● Information provided
-- BEGIN --

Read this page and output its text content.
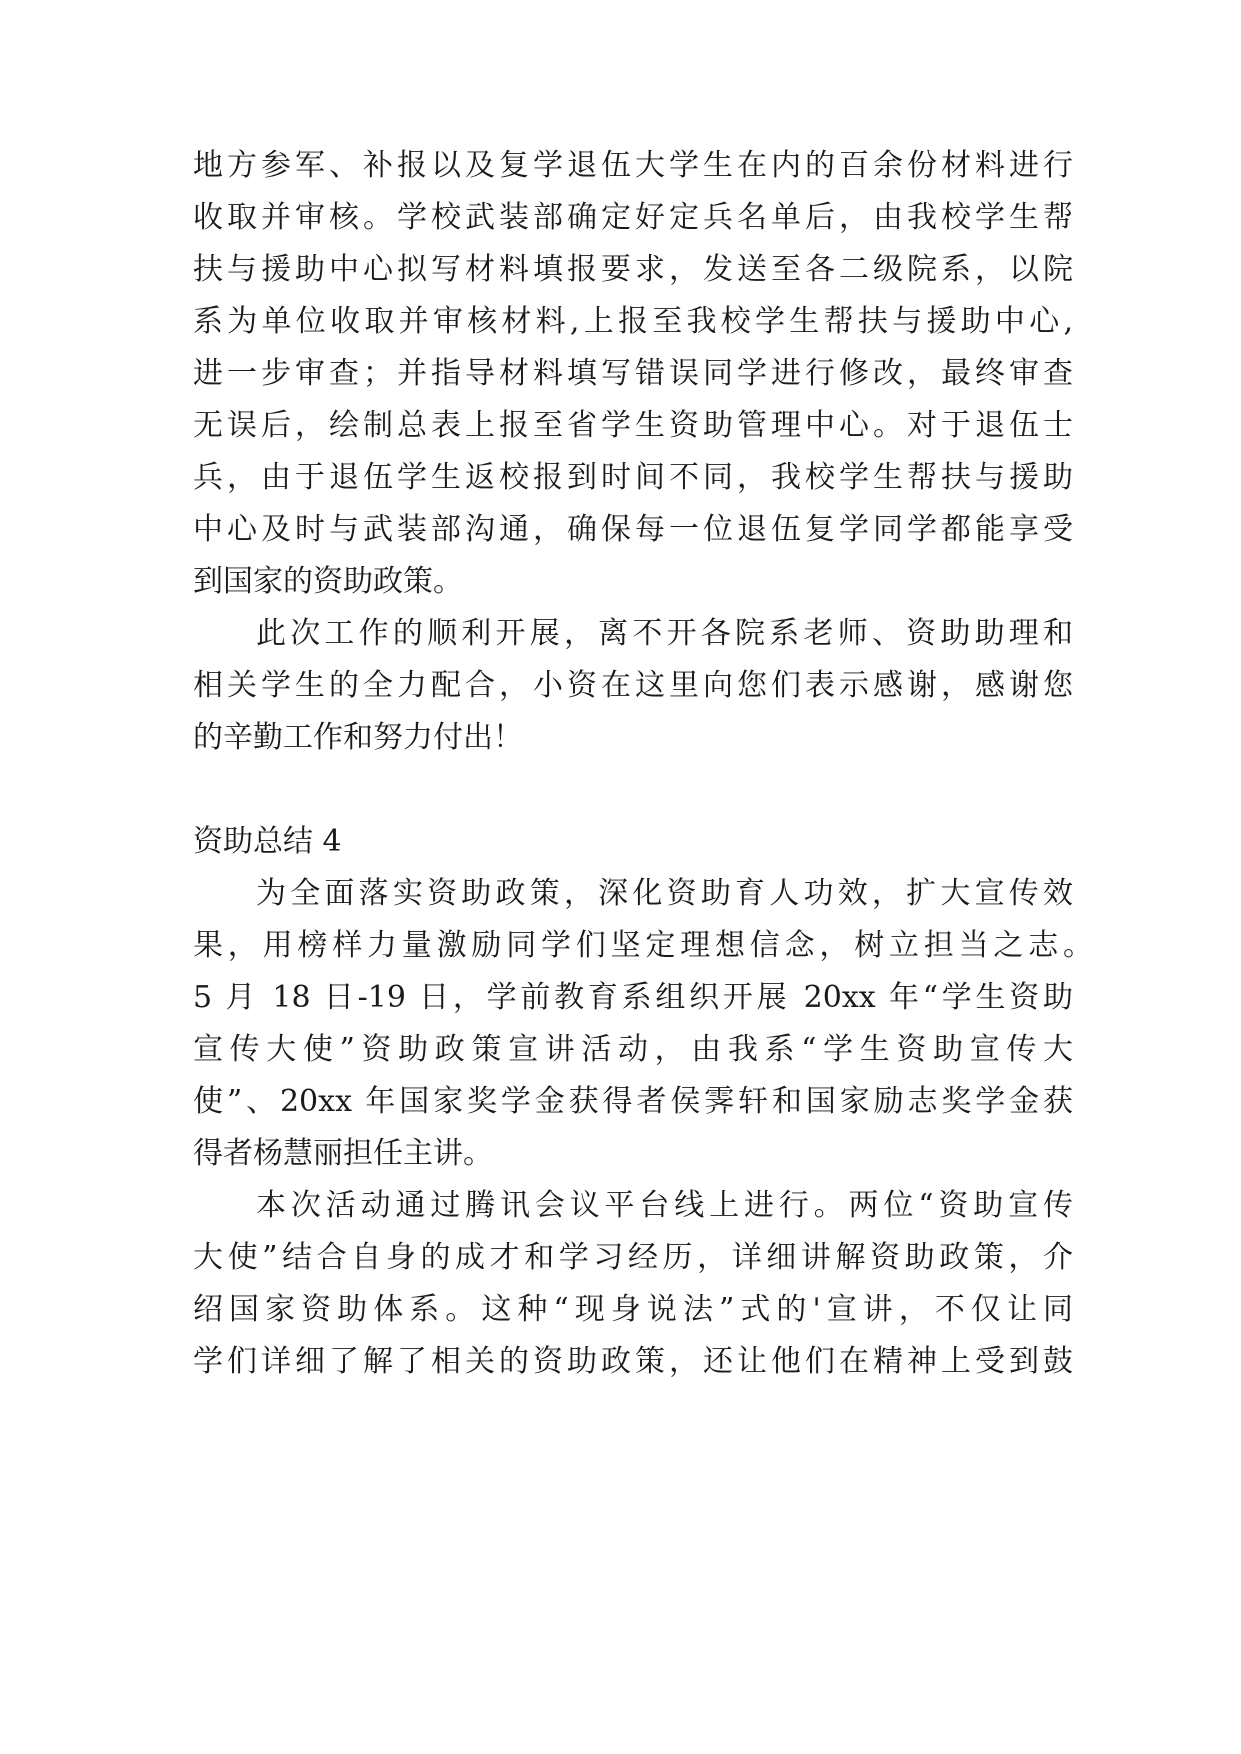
地方参军、补报以及复学退伍大学生在内的百余份材料进行
收取并审核。学校武装部确定好定兵名单后，由我校学生帮
扶与援助中心拟写材料填报要求，发送至各二级院系，以院
系为单位收取并审核材料,上报至我校学生帮扶与援助中心,
进一步审查；并指导材料填写错误同学进行修改，最终审查
无误后，绘制总表上报至省学生资助管理中心。对于退伍士
兵，由于退伍学生返校报到时间不同，我校学生帮扶与援助
中心及时与武装部沟通，确保每一位退伍复学同学都能享受
到国家的资助政策。
此次工作的顺利开展，离不开各院系老师、资助助理和
相关学生的全力配合，小资在这里向您们表示感谢，感谢您
的辛勤工作和努力付出！
资助总结 4
为全面落实资助政策，深化资助育人功效，扩大宣传效
果，用榜样力量激励同学们坚定理想信念，树立担当之志。
5 月 18 日-19 日，学前教育系组织开展 20xx 年“学生资助
宣传大使”资助政策宣讲活动，由我系“学生资助宣传大
使”、20xx 年国家奖学金获得者侯霁轩和国家励志奖学金获
得者杨慧丽担任主讲。
本次活动通过腾讯会议平台线上进行。两位“资助宣传
大使”结合自身的成才和学习经历，详细讲解资助政策，介
绍国家资助体系。这种“现身说法”式的'宣讲，不仅让同
学们详细了解了相关的资助政策，还让他们在精神上受到鼓
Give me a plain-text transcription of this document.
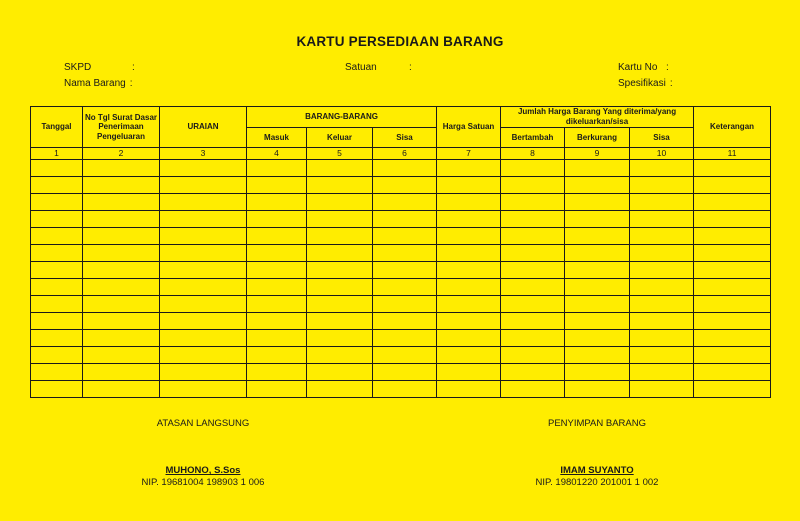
KARTU PERSEDIAAN BARANG
SKPD	:
Nama Barang :
Satuan	:	Kartu No :
Spesifikasi :
Tanggal	No Tgl Surat Dasar Penerimaan Pengeluaran	URAIAN	BARANG-BARANG			Harga Satuan	Jumlah Harga Barang Yang diterima/yang dikeluarkan/sisa			Keterangan
			Masuk	Keluar	Sisa		Bertambah	Berkurang	Sisa	
1	2	3	4	5	6	7	8	9	10	11

ATASAN LANGSUNG
MUHONO, S.Sos
NIP. 19681004 198903 1 006
PENYIMPAN BARANG
IMAM SUYANTO
NIP. 19801220 201001 1 002
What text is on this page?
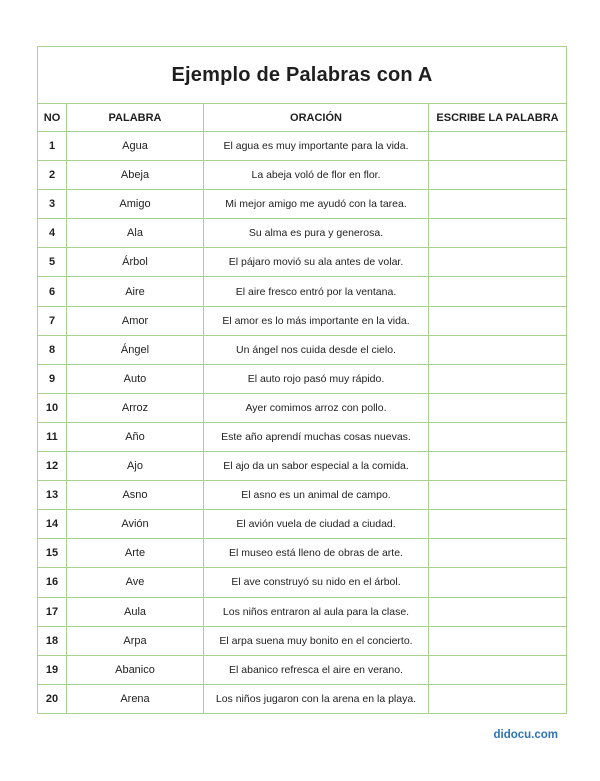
Ejemplo de Palabras con A			
NO	PALABRA	ORACIÓN	ESCRIBE LA PALABRA
1	Agua	El agua es muy importante para la vida.	
2	Abeja	La abeja voló de flor en flor.	
3	Amigo	Mi mejor amigo me ayudó con la tarea.	
4	Ala	Su alma es pura y generosa.	
5	Árbol	El pájaro movió su ala antes de volar.	
6	Aire	El aire fresco entró por la ventana.	
7	Amor	El amor es lo más importante en la vida.	
8	Ángel	Un ángel nos cuida desde el cielo.	
9	Auto	El auto rojo pasó muy rápido.	
10	Arroz	Ayer comimos arroz con pollo.	
11	Año	Este año aprendí muchas cosas nuevas.	
12	Ajo	El ajo da un sabor especial a la comida.	
13	Asno	El asno es un animal de campo.	
14	Avión	El avión vuela de ciudad a ciudad.	
15	Arte	El museo está lleno de obras de arte.	
16	Ave	El ave construyó su nido en el árbol.	
17	Aula	Los niños entraron al aula para la clase.	
18	Arpa	El arpa suena muy bonito en el concierto.	
19	Abanico	El abanico refresca el aire en verano.	
20	Arena	Los niños jugaron con la arena en la playa.	
didocu.com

-- END --

● Aim of the task
Determine how many of the lines above hold the word "this", and output that number by itself.

● Finished answer
3